● **Görev 1**:
Hayvan sevgisi yazısında "Bir yere hayvanlar" sözleriyle başlayıp "yasal dayanakta şart." sözleriyle biten bölümü olduğu gibi alıntılayın.
● **Görev 2**:
Aşağıdaki ifadelerin hayvan sevgisi yazısıyla uyuşup uyuşmadığını belirtin. Her biri için evet ya da hayır deyin ve kararı veren sözleri yazıdan aynen aktarın.
(a) Mezarlıklara kuşlar için suluk yapıldığı söyleniyor.
(b) Yazıda alıntılanan ayet Bakara suresinden.
(c) Yazara göre ülke olarak zenginiz.
● **Görev 3**:
Hayvan sevgisi yazısına göre aşağıdaki soruları kısaca yanıtlayın; yanıtları aynı harflerle işaretleyin.
(a) Yazının tarihi nedir?
(b) Atalarımız belirli yerlere ne bırakıyormuş?
(c) Yazar "Her şey bitti, sıra ona mı geldi" diyenleri nasıl nitelendiriyor?

● **Alınan metin**:
16 Haziran 2018 Cumartesi

“Can dostlar” dersi- İhlallerin TCK’ya alınması

Neval Kavcar
Hayvanlara karşı gösterilen şiddet toplumda infial uyandırsa da, kalıcı adımlar atılmıyor. Aslında genlerimize işlemiş hayvan sevgimiz var. Mezarlıklarımıza, kuşlar içsin sevap olsun diye suluklar yapılıyor. Belediyeler yasaların kendilerine vardığı görevle merkezlere üç beş göstermelik suluk yerine bunu yaygınlaştırmalı.

Yine beslenme odakları konmalı. Atalarımız bunu yapıyormuş. Belirli yerlere yemekler bırakılıyormuş. Halk özendiriliyormuş. Yine camilerimiz de kuşlar için suluk, buğday konan yerler vardır.

İnancımız gereği hayvanlara sevgi ile yaklaşmalıyız. Yüce Allah(c.c) Kuran-ı Kerimde, EN'ÂM-38. Ayette;” Yeryüzünde gezen her türlü canlı ve (gökte) iki kanadıyla uçan her tür kuş, sizin gibi birer topluluktan başka bir şey değildir. Biz Kitap’ta hiçbir şeyi eksik bırakmadık. Sonunda hepsi Rablerinin huzuruna toplanıp getirilecekler.”

Onlarda ümmet ve kıyamet günü “rablerinin huzuruna” getirilecekler. O gün geldiğinde, diller susup tüm azalar konuştuğunda, bu canlar neler anlatacak? Kuşlar, kediler, köpekler ve adını sayamadığım tüm canlılara sevgi ile yaklaşmak, “kul hakkı” almak istemeyişimizin yanında demek ki “hayvan hakkı almamak” da var.

Her şey bitti, sıra ona mı geldi diyenler bencil tiplerdir. Evet, ülke olarak zengin değiliz belki ama “komşusu açken tok yatan bizden değildir” diyen peygamberimizin kedi sevgisini öğrenerek büyüdük.

Bir yere hayvanlar için yemek bırakanlara “git ileriye bırak, buraya alışmasınlar” diyen insanlar sanki o eve, sokağa, şehre kazık kakacağını zannediyor olmalı.
Hâl böyle iken sadece inancımıza, tarihten, genlerimizden gelen hayvan sevgimizi taçlandırmak için yasal dayanakta şart.

● **Verilen öğeler**:
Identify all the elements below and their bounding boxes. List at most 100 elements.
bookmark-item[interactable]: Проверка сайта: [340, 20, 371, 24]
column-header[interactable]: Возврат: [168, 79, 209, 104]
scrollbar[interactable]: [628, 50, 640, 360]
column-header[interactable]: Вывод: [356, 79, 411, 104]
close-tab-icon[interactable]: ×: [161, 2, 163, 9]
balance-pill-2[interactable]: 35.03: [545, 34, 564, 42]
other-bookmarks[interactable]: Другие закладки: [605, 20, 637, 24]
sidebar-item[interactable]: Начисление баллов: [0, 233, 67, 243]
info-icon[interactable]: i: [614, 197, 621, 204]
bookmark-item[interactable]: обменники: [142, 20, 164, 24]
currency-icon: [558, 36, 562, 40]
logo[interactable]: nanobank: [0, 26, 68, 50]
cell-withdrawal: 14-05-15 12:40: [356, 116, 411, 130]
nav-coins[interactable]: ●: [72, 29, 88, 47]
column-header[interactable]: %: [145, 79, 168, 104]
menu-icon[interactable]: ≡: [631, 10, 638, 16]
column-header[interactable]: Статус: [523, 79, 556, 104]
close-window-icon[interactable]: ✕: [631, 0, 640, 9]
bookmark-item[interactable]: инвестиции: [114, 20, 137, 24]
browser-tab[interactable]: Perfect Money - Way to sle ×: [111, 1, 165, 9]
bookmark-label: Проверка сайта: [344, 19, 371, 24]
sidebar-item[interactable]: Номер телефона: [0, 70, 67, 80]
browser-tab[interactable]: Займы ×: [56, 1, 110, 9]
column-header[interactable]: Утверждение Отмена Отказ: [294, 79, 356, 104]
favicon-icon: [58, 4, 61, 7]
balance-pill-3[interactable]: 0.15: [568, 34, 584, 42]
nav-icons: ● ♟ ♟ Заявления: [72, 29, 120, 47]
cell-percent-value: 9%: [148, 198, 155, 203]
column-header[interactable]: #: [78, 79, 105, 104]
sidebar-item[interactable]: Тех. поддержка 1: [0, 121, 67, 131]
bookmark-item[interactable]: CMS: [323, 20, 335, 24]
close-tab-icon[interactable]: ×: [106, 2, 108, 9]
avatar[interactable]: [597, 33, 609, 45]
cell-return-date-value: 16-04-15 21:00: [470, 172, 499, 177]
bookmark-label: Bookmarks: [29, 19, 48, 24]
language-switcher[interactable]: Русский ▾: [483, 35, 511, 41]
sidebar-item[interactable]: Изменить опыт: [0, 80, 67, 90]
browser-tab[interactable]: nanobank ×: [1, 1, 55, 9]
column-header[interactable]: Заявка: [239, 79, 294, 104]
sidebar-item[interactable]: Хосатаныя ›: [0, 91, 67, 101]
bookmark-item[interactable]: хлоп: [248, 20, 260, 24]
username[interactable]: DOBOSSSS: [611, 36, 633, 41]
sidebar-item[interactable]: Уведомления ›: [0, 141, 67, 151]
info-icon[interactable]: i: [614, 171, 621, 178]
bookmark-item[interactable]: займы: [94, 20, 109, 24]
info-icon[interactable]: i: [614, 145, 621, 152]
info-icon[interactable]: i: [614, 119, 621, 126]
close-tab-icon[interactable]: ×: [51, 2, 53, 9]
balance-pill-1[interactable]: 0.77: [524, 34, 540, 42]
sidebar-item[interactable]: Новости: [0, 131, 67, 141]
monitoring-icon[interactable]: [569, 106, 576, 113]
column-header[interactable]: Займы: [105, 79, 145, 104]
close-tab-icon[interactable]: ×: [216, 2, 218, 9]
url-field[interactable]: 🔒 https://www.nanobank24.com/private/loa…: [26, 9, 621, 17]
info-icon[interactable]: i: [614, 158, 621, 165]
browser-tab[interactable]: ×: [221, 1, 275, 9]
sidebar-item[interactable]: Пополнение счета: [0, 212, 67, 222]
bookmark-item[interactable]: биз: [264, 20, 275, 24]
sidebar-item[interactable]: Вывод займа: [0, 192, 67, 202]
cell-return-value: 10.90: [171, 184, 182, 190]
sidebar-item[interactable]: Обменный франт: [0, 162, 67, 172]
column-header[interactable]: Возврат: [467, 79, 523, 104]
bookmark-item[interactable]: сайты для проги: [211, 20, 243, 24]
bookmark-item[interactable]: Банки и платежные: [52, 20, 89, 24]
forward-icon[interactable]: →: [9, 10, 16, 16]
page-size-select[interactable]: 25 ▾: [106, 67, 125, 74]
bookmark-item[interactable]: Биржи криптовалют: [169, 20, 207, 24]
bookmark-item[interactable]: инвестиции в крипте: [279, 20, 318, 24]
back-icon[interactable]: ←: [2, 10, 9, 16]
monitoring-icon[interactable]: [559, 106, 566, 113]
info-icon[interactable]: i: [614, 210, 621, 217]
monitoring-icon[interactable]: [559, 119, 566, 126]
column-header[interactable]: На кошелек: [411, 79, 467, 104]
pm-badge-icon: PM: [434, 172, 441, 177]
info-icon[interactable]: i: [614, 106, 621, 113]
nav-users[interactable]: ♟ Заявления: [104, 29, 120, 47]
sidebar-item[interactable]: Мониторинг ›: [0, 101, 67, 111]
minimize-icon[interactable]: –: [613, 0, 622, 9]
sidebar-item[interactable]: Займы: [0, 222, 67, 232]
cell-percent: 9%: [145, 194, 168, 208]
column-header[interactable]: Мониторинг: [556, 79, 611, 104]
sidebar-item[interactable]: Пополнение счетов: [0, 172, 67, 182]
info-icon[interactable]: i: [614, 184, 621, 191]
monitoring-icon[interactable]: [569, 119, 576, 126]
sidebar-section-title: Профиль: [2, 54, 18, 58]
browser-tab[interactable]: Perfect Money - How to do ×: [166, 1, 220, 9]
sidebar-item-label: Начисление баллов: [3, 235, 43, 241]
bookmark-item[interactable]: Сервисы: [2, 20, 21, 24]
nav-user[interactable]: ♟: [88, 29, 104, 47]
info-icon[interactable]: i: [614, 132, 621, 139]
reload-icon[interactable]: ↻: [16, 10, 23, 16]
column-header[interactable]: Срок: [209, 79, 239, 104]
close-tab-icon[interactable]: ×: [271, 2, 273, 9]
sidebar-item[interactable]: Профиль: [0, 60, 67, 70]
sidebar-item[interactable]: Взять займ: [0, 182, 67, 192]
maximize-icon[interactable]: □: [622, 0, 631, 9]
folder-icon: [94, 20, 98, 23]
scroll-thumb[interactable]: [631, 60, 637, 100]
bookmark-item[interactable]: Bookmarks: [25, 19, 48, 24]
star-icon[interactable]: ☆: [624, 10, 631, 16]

● **Yanıt 1**:
Bir yere hayvanlar için yemek bırakanlara “git ileriye bırak, buraya alışmasınlar” diyen insanlar sanki o eve, sokağa, şehre kazık kakacağını zannediyor olmalı.
Hâl böyle iken sadece inancımıza, tarihten, genlerimizden gelen hayvan sevgimizi taçlandırmak için yasal dayanakta şart.

● **Yanıt 2**:
(a) Evet: "Mezarlıklarımıza, kuşlar içsin sevap olsun diye suluklar yapılıyor."
(b) Hayır: "EN'ÂM-38. Ayette"
(c) Hayır: "Evet, ülke olarak zengin değiliz belki"

● **Yanıt 3**:
(a) 16 Haziran 2018 Cumartesi
(b) Yemekler
(c) Bencil tipler